[start Material shown]

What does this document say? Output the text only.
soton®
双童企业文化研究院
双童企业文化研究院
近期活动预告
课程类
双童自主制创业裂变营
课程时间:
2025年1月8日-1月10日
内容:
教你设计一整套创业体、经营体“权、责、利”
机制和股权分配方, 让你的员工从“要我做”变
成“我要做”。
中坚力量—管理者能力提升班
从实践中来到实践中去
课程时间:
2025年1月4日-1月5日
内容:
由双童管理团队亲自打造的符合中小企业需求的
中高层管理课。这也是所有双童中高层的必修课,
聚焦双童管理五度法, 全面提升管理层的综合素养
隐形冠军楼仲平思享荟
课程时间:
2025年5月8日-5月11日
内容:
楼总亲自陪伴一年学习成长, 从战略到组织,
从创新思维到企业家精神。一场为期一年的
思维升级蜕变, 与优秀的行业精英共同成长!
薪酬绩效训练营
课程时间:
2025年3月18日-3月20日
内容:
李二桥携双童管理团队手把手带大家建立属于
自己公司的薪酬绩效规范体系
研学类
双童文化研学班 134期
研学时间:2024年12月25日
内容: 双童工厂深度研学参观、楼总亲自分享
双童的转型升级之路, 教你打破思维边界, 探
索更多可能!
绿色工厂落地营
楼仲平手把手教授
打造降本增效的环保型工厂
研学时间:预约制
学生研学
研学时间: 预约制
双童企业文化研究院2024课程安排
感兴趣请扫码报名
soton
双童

[end Material shown]

> [Task requirements]: Output the data above exactly, please, line for line.

> [Exercise response]:
What does this document say? Output the text only.
soton®
双童企业文化研究院
双童企业文化研究院
近期活动预告
课程类
双童自主制创业裂变营
课程时间:
2025年1月8日-1月10日
内容:
教你设计一整套创业体、经营体“权、责、利”
机制和股权分配方, 让你的员工从“要我做”变
成“我要做”。
中坚力量—管理者能力提升班
从实践中来到实践中去
课程时间:
2025年1月4日-1月5日
内容:
由双童管理团队亲自打造的符合中小企业需求的
中高层管理课。这也是所有双童中高层的必修课,
聚焦双童管理五度法, 全面提升管理层的综合素养
隐形冠军楼仲平思享荟
课程时间:
2025年5月8日-5月11日
内容:
楼总亲自陪伴一年学习成长, 从战略到组织,
从创新思维到企业家精神。一场为期一年的
思维升级蜕变, 与优秀的行业精英共同成长!
薪酬绩效训练营
课程时间:
2025年3月18日-3月20日
内容:
李二桥携双童管理团队手把手带大家建立属于
自己公司的薪酬绩效规范体系
研学类
双童文化研学班 134期
研学时间:2024年12月25日
内容: 双童工厂深度研学参观、楼总亲自分享
双童的转型升级之路, 教你打破思维边界, 探
索更多可能!
绿色工厂落地营
楼仲平手把手教授
打造降本增效的环保型工厂
研学时间:预约制
学生研学
研学时间: 预约制
双童企业文化研究院2024课程安排
感兴趣请扫码报名
soton
双童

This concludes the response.